_Stated exercise 1_
Please edit the text on animal communication between "What if we could listen" and "the natural world.", inclusive, so that "deeper level" is replaced by "more meaningful level".

+++ Given passage

This is a track from the album "Songs of the Humpback Whale" and a lot of people credit it with causing a massive shift in how humans treat whales and other endangered animals.
At the time, commercial whaling was decimating whale populations, but the songs of whales launched a cultural movement.
The album was played in front of Congress as the US federal government moved to ban commercial whaling, and in 1973, the Endangered Species Act was passed.
It was a landmark bill that has saved dozens of species.
Listening to the songs of the whales was a groundbreaking moment in the relationship between humans and the animal world.
But what if we could decode the languages of animals and truly communicate with them?
What if we could listen and talk to animals on a deeper level?
I'm Sinead Bovell and today I wanna take a closer look at the history and future of animal communication.
[upbeat music] "The Songs of the Humpback Whales" is a powerful example but of course it isn't the first instance of communication with animals changing our relationship with the natural world.
As a matter of fact, humans have been communicating with animals for thousands of years, typically through nonverbal means.
There are a lot of theories out there but some researchers think the way wolves were domesticated was through nonverbal communication.
This is very simplified, but essentially some researchers think that humans and wolves were able to understand each other's intentions through subtle physical markers like eye contact, relaxed tails, posture, et cetera.
This allowed them to recognize patterns of behaviors, socialize and bond, and thousands of years later, we have human's best friend.
And of course, today, dogs and humans share a fairly robust form of communication.
But are we truly communicating, or is it just a continuation of recognizing patterns of behavior?
- Since time immemorial, human beings have been observing or you could say studying the world around us.
Though we know so much, very little of animal communication has been analyzed at great detail or at massive scale.

++++++
+++ Input material

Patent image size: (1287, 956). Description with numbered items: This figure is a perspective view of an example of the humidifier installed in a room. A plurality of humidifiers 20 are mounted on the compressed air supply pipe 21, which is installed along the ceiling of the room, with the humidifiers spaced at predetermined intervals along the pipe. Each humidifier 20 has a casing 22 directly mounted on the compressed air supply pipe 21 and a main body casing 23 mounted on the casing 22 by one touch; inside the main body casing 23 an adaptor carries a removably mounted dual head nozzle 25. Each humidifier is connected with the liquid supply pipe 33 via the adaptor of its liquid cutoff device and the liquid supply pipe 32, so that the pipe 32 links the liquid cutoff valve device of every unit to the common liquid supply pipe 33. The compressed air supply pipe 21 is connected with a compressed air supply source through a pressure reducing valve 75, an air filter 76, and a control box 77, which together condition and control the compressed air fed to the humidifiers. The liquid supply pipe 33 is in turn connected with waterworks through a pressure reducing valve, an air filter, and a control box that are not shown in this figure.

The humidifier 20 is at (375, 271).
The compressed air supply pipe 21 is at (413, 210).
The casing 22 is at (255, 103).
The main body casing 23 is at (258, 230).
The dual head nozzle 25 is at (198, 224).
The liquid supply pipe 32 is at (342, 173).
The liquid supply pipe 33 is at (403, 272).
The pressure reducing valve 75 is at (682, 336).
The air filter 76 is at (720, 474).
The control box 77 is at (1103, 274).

++++++

_Stated exercise 2_
State how many lines of the rows contain the string "removably", and give only the number.

_Written response 1_
What if we could listen and talk to animals on a more meaningful level?
I'm Sinead Bovell and today I wanna take a closer look at the history and future of animal communication.
[upbeat music] "The Songs of the Humpback Whales" is a powerful example but of course it isn't the first instance of communication with animals changing our relationship with the natural world.

_Written response 2_
1